Work request 1: In the text on geographical scaling laws, which dataset does the linear ridge probe use to map latent prompts to coordinates?
Work request 2:
Decide whether each statement agrees with the text on geographical scaling laws. Answer yes or no and quote the words of the text that decide it.
(a) Geographical signals appear only once models reach a large size.
(b) Population counts show a strong relation to how accurately coordinates are predicted.
(c) Larger language models cannot mitigate the geographical bias that comes from the training data.

Study text:
On the Scaling Laws of Geographical Representation in Language Models
Nathan Godey, Éric de la Clergerie, Benoît Sagot
TL;DR
This work investigates how geographical knowledge embedded in hidden representations of language models evolves with model scale across diverse architectures. A linear ridge probe maps latent prompts to coordinates using the World dataset, reporting $R^2$ as the performance metric; results show geographical signals exist even in tiny models and improve with scale. Crucially, larger models exhibit stronger geographical bias tied to pretraining data, with coordinate accuracy correlating with country-name frequency, while population counts show little relation. The findings imply that scaling up LLMs can amplify data-driven geographical biases, underscoring the need for data-centric bias mitigation alongside careful consideration of pretraining corpora.
Abstract
Language models have long been shown to embed geographical information in their hidden representations. This line of work has recently been revisited by extending this result to Large Language Models (LLMs). In this paper, we propose to fill the gap between well-established and recent literature by observing how geographical knowledge evolves when scaling language models. We show that geographical knowledge is observable even for tiny models, and that it scales consistently as we increase the model size. Notably, we observe that larger language models cannot mitigate the geographical bias that is inherent to the training data.

Information supplied:
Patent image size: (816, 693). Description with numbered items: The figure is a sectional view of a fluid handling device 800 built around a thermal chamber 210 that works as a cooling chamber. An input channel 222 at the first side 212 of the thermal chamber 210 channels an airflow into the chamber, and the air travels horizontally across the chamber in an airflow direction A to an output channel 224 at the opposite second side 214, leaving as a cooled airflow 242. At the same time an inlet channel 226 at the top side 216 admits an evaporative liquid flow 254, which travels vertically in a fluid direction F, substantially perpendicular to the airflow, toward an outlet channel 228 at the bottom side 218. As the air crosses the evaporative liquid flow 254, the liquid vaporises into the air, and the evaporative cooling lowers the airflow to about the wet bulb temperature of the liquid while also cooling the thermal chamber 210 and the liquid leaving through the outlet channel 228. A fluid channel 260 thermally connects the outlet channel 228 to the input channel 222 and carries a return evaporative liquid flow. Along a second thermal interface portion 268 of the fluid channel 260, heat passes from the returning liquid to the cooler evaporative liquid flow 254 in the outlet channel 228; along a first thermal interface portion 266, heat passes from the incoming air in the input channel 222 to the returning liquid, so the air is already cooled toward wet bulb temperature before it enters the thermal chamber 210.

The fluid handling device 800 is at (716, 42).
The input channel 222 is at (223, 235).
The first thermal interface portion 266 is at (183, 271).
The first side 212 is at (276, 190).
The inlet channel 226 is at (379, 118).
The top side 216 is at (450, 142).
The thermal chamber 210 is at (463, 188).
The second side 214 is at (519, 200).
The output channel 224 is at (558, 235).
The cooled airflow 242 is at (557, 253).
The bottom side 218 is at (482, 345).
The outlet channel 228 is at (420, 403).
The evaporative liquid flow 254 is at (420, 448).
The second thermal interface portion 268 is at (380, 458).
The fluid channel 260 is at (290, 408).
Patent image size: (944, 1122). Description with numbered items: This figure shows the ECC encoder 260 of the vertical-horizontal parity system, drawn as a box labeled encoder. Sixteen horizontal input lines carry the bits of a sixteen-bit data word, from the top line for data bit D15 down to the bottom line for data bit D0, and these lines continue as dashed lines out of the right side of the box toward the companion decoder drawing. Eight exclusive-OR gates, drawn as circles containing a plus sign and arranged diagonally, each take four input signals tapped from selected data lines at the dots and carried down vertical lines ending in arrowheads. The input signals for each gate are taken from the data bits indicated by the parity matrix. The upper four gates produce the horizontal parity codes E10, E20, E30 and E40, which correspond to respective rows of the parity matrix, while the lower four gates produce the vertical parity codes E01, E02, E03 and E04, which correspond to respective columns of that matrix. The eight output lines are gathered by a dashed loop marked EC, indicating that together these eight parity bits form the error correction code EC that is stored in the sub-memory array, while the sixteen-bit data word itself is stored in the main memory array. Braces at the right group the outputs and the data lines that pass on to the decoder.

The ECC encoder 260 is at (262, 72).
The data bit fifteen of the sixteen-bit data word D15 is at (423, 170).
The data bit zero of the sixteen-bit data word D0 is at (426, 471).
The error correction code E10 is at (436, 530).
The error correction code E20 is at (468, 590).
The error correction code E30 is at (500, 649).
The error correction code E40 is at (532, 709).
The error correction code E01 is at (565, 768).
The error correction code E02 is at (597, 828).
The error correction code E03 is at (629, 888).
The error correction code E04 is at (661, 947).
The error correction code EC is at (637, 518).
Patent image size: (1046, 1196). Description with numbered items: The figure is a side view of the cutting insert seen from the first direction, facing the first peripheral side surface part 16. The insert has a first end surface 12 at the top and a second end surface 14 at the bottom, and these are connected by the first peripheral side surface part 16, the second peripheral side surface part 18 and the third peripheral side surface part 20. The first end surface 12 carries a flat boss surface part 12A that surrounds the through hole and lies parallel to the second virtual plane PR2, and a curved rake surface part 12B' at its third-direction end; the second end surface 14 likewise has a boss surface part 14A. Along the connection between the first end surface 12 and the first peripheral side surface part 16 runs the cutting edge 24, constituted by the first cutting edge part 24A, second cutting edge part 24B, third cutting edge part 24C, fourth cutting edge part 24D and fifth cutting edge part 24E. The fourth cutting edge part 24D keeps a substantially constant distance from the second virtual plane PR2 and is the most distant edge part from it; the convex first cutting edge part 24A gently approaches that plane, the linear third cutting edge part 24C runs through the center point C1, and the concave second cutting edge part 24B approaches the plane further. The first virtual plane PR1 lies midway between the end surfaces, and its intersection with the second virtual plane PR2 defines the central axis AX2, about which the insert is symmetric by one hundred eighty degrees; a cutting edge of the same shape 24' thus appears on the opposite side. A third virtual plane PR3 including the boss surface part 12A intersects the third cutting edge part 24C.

Exercise solution 1: The World dataset.

Exercise solution 2:
(a) No: "results show geographical signals exist even in tiny models and improve with scale."
(b) No: "while population counts show little relation."
(c) Yes: "larger language models cannot mitigate the geographical bias that is inherent to the training data."